STATED EXERCISE
Return the listing below in full, with every line exactly as it is.

::::::

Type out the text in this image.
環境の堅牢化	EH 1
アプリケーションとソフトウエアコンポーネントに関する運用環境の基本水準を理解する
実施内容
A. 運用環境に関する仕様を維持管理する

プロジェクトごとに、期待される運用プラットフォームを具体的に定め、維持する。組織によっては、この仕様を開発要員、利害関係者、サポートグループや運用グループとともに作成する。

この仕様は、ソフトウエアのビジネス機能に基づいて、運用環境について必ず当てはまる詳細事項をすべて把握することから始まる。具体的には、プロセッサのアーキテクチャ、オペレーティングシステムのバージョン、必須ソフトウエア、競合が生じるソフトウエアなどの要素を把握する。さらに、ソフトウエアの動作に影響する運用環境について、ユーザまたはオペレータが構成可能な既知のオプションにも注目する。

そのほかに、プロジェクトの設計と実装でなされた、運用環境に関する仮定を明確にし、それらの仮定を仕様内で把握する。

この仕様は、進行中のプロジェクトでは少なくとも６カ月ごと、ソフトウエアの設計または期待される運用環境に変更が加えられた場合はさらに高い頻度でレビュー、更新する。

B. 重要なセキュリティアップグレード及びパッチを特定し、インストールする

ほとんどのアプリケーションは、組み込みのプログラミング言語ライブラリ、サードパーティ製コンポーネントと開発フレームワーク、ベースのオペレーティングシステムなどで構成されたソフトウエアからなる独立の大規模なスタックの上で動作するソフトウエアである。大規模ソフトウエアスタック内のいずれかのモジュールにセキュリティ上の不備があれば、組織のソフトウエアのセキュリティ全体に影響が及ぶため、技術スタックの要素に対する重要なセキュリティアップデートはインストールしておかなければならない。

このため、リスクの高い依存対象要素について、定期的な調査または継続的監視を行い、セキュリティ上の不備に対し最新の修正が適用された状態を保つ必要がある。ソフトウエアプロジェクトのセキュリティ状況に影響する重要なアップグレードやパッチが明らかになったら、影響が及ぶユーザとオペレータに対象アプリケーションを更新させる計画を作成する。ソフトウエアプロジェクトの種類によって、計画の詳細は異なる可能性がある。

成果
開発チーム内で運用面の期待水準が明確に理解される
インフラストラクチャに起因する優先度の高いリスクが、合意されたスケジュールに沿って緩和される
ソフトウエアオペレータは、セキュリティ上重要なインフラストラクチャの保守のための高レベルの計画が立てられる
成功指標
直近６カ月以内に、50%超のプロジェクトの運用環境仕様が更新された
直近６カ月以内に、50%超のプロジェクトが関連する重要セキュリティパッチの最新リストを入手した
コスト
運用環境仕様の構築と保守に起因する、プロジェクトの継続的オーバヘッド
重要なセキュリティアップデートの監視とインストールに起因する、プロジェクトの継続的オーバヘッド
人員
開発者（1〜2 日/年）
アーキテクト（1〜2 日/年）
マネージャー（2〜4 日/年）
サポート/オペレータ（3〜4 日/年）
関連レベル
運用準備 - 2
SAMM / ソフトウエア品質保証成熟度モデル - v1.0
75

::::::

RESULT FOR THIS TASK
Type out the text in this image.
環境の堅牢化	EH 1
アプリケーションとソフトウエアコンポーネントに関する運用環境の基本水準を理解する
実施内容
A. 運用環境に関する仕様を維持管理する

プロジェクトごとに、期待される運用プラットフォームを具体的に定め、維持する。組織によっては、この仕様を開発要員、利害関係者、サポートグループや運用グループとともに作成する。

この仕様は、ソフトウエアのビジネス機能に基づいて、運用環境について必ず当てはまる詳細事項をすべて把握することから始まる。具体的には、プロセッサのアーキテクチャ、オペレーティングシステムのバージョン、必須ソフトウエア、競合が生じるソフトウエアなどの要素を把握する。さらに、ソフトウエアの動作に影響する運用環境について、ユーザまたはオペレータが構成可能な既知のオプションにも注目する。

そのほかに、プロジェクトの設計と実装でなされた、運用環境に関する仮定を明確にし、それらの仮定を仕様内で把握する。

この仕様は、進行中のプロジェクトでは少なくとも６カ月ごと、ソフトウエアの設計または期待される運用環境に変更が加えられた場合はさらに高い頻度でレビュー、更新する。

B. 重要なセキュリティアップグレード及びパッチを特定し、インストールする

ほとんどのアプリケーションは、組み込みのプログラミング言語ライブラリ、サードパーティ製コンポーネントと開発フレームワーク、ベースのオペレーティングシステムなどで構成されたソフトウエアからなる独立の大規模なスタックの上で動作するソフトウエアである。大規模ソフトウエアスタック内のいずれかのモジュールにセキュリティ上の不備があれば、組織のソフトウエアのセキュリティ全体に影響が及ぶため、技術スタックの要素に対する重要なセキュリティアップデートはインストールしておかなければならない。

このため、リスクの高い依存対象要素について、定期的な調査または継続的監視を行い、セキュリティ上の不備に対し最新の修正が適用された状態を保つ必要がある。ソフトウエアプロジェクトのセキュリティ状況に影響する重要なアップグレードやパッチが明らかになったら、影響が及ぶユーザとオペレータに対象アプリケーションを更新させる計画を作成する。ソフトウエアプロジェクトの種類によって、計画の詳細は異なる可能性がある。

成果
開発チーム内で運用面の期待水準が明確に理解される
インフラストラクチャに起因する優先度の高いリスクが、合意されたスケジュールに沿って緩和される
ソフトウエアオペレータは、セキュリティ上重要なインフラストラクチャの保守のための高レベルの計画が立てられる
成功指標
直近６カ月以内に、50%超のプロジェクトの運用環境仕様が更新された
直近６カ月以内に、50%超のプロジェクトが関連する重要セキュリティパッチの最新リストを入手した
コスト
運用環境仕様の構築と保守に起因する、プロジェクトの継続的オーバヘッド
重要なセキュリティアップデートの監視とインストールに起因する、プロジェクトの継続的オーバヘッド
人員
開発者（1〜2 日/年）
アーキテクト（1〜2 日/年）
マネージャー（2〜4 日/年）
サポート/オペレータ（3〜4 日/年）
関連レベル
運用準備 - 2
SAMM / ソフトウエア品質保証成熟度モデル - v1.0
75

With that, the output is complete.